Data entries
== == ==

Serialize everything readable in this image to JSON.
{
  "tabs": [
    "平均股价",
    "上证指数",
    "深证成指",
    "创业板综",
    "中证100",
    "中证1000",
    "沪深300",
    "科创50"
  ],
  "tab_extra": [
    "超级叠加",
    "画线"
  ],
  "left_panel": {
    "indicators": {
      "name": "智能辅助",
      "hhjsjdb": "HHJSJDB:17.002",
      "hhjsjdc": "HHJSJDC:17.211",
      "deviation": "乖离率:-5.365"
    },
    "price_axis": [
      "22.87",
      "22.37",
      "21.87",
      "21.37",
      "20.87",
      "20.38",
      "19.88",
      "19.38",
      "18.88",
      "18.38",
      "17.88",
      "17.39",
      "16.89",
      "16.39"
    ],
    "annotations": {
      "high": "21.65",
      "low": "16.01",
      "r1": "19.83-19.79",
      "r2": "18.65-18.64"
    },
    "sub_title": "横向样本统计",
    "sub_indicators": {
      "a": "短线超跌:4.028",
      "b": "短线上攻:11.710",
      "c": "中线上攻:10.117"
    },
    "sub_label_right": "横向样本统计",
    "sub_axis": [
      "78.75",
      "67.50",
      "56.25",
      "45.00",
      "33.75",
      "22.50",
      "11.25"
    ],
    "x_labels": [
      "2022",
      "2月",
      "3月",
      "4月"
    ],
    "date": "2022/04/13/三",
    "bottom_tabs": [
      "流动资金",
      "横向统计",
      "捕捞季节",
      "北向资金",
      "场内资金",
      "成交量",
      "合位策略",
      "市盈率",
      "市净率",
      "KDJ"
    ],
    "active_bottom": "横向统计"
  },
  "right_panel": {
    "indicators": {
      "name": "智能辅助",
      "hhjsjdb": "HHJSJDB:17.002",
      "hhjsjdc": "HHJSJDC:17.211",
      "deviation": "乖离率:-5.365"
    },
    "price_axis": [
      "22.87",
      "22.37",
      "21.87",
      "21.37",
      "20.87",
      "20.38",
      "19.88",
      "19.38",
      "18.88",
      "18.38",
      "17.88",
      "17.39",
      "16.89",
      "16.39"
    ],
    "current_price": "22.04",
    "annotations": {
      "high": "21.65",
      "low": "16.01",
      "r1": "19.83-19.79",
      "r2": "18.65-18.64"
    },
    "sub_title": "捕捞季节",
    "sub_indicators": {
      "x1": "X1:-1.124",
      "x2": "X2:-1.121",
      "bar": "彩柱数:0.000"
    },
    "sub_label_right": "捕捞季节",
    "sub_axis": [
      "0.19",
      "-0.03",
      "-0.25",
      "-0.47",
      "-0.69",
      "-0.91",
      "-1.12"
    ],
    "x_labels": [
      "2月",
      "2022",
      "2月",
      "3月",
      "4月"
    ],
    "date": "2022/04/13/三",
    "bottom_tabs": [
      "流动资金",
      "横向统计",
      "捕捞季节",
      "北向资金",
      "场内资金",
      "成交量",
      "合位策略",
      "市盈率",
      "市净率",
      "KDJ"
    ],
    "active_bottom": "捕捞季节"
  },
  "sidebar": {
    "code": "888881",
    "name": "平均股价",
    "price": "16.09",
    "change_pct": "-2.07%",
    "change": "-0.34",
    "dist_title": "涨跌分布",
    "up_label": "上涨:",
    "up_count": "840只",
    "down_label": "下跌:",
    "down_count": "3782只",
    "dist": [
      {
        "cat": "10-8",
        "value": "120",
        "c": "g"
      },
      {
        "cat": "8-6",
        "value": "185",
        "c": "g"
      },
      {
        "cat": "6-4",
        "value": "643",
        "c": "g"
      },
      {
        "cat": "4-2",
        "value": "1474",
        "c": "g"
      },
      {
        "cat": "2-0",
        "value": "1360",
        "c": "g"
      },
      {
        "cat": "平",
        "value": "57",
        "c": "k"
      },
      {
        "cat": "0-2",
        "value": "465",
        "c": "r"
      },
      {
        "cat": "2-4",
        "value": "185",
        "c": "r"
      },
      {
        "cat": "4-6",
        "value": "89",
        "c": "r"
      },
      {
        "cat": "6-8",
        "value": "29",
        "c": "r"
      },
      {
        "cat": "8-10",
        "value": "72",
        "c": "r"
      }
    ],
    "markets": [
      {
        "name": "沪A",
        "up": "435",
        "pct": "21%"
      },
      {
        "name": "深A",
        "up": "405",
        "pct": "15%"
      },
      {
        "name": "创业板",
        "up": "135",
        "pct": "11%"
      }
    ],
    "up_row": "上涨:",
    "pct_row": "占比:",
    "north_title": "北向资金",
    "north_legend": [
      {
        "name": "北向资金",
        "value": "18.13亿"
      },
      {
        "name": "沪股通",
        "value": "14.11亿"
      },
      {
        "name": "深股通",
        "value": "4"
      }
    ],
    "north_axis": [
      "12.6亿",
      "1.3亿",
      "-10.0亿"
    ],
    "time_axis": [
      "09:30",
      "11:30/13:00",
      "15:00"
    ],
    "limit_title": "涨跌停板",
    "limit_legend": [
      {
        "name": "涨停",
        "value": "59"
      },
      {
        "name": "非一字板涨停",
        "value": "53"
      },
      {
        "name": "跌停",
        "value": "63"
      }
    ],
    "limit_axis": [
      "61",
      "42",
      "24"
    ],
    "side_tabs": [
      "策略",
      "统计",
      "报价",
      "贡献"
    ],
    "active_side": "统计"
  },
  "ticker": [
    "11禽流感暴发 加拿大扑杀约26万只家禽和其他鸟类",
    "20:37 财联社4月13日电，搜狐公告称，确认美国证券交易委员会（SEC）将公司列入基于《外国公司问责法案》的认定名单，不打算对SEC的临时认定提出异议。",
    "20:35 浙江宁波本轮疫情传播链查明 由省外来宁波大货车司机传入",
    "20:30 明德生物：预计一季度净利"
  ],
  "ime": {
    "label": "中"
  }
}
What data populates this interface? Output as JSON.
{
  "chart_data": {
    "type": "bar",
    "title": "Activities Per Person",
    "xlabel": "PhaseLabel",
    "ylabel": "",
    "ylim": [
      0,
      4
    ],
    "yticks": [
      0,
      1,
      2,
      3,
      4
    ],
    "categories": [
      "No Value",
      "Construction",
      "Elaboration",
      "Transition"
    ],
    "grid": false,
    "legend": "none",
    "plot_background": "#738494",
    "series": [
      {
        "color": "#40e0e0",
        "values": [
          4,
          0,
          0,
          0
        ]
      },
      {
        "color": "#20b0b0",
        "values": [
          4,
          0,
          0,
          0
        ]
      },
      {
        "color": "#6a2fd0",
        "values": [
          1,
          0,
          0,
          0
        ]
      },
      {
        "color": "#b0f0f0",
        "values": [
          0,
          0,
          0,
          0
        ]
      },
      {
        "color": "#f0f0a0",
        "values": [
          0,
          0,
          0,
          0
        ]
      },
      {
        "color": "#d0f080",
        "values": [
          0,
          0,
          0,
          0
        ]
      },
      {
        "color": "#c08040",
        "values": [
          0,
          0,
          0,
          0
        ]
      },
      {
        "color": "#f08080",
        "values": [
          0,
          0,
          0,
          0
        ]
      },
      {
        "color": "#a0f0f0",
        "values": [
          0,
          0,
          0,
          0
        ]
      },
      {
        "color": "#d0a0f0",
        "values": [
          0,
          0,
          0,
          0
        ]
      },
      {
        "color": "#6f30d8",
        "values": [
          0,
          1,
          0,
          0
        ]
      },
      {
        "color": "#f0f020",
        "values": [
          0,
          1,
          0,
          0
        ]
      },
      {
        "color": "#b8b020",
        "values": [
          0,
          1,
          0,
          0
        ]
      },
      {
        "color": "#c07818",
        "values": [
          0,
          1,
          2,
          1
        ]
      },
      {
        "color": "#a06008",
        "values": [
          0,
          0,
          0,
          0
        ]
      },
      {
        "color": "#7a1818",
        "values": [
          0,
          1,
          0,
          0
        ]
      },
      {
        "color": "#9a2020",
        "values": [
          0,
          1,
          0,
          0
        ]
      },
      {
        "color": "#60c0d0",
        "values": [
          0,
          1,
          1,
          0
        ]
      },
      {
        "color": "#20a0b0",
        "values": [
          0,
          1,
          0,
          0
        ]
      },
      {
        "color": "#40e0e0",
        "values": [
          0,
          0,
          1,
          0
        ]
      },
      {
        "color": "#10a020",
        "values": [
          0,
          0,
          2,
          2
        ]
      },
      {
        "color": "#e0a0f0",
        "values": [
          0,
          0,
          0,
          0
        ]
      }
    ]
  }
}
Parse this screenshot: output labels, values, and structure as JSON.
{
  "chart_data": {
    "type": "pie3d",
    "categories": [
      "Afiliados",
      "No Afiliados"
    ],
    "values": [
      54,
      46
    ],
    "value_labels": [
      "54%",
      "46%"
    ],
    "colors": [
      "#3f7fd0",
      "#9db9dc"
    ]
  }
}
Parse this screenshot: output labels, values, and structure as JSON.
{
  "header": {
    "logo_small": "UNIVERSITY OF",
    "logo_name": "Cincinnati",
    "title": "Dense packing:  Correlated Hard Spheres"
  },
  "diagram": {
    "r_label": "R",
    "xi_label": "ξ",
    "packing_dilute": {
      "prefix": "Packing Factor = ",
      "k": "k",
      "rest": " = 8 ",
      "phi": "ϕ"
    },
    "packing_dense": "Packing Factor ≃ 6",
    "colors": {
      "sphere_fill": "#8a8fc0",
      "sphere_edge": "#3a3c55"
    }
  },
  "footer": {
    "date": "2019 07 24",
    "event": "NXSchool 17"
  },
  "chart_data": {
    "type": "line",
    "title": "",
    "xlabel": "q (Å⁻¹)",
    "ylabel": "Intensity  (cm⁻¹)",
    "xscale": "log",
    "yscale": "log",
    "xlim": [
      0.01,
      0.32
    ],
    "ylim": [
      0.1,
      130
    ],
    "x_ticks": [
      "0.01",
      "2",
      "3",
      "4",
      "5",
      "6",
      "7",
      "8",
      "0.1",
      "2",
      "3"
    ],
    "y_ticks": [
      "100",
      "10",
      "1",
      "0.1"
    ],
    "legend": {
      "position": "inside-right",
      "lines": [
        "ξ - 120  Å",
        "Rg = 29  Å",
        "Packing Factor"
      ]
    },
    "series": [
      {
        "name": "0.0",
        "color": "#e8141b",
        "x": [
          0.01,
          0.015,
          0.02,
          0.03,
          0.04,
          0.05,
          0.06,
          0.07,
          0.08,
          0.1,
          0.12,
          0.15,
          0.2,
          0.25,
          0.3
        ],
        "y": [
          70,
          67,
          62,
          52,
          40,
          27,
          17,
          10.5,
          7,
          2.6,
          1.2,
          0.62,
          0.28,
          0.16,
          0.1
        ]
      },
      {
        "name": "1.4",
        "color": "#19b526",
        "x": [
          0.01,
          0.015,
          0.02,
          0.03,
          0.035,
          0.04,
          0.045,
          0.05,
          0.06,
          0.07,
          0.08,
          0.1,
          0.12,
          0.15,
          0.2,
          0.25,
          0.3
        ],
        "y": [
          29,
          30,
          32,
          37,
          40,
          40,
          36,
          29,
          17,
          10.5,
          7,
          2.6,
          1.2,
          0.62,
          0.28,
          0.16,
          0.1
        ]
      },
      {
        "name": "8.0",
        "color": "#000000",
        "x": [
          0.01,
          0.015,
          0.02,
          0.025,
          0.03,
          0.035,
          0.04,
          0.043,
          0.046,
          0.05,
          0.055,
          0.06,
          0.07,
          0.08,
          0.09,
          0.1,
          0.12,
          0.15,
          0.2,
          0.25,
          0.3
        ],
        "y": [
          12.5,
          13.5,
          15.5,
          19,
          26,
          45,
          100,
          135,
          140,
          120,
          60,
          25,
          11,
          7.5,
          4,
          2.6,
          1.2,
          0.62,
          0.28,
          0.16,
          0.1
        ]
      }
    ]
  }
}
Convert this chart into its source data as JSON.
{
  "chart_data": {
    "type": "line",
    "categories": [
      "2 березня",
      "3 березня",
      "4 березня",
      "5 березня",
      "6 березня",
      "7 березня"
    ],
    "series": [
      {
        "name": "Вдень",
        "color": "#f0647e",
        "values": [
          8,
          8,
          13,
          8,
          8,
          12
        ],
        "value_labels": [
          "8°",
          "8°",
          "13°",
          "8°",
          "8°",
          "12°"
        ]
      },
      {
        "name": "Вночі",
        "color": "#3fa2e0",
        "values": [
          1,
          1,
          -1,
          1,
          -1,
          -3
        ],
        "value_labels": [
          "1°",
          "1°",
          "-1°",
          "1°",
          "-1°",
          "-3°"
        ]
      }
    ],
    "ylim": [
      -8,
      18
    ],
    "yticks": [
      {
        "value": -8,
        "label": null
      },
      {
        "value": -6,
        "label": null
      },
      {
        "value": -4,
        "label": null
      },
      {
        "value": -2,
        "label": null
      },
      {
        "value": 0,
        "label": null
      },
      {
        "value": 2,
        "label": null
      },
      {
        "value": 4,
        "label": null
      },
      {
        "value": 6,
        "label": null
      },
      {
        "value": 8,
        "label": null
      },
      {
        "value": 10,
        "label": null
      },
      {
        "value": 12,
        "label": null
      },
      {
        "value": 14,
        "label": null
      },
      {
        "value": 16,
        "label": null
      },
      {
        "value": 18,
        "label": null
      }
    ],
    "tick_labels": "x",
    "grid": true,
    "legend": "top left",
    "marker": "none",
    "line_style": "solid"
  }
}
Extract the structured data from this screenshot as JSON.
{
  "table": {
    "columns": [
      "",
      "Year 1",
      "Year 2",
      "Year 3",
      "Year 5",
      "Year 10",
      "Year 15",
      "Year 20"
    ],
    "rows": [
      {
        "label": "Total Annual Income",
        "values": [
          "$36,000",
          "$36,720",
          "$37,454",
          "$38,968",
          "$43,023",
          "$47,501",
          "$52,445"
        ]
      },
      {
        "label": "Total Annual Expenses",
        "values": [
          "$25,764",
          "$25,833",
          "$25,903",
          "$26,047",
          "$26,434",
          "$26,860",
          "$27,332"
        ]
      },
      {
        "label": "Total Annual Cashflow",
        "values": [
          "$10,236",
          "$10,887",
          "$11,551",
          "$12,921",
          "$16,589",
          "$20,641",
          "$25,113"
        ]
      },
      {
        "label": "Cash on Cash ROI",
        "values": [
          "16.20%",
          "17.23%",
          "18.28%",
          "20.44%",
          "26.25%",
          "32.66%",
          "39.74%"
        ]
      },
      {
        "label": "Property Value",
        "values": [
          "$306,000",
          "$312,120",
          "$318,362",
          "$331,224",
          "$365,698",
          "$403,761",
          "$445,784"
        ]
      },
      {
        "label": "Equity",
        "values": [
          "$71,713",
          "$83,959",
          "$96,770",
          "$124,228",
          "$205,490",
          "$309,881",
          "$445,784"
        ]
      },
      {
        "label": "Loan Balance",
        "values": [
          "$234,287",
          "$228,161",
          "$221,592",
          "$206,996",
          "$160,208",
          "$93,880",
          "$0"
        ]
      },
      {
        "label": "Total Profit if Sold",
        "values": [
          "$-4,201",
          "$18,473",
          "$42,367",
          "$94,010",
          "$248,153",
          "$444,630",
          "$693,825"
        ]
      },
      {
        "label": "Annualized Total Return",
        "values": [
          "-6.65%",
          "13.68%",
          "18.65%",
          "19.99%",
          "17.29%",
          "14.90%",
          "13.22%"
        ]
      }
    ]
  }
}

== == ==

### TASK BRIEF
Check each line of the records for the word "березня", and show the lines that contain it.

### CORRECT OUTPUT
      "2 березня",
      "3 березня",
      "4 березня",
      "5 березня",
      "6 березня",
      "7 березня"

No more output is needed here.